▶ **Aim**: Find how many lines contain "color" and state only that number.

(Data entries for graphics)
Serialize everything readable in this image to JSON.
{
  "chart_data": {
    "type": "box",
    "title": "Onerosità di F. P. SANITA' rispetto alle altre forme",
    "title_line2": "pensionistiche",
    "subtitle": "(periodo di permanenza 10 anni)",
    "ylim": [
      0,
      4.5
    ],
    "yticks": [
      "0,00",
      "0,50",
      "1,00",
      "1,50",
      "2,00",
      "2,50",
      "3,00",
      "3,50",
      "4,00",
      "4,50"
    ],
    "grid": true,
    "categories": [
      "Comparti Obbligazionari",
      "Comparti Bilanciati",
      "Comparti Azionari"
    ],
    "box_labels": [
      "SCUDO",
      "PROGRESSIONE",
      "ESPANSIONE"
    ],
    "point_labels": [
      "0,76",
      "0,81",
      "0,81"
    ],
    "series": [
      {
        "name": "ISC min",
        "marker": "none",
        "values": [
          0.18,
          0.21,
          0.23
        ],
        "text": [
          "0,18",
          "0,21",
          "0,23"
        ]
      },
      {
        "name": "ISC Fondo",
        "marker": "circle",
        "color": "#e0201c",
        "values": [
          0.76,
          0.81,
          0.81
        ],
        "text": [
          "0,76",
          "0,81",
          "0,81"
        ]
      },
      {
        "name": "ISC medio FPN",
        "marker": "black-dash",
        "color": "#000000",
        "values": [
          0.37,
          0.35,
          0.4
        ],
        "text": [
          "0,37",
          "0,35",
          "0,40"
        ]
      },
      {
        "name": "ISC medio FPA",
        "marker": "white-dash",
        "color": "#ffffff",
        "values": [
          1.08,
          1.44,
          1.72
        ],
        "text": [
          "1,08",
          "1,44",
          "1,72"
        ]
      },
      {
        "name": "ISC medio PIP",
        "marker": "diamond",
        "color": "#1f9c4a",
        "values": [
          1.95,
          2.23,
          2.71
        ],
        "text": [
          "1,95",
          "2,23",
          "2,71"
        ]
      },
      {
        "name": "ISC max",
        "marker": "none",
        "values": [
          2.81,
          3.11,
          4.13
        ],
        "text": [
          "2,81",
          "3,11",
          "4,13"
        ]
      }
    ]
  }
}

▶ **Response for this exercise**: 4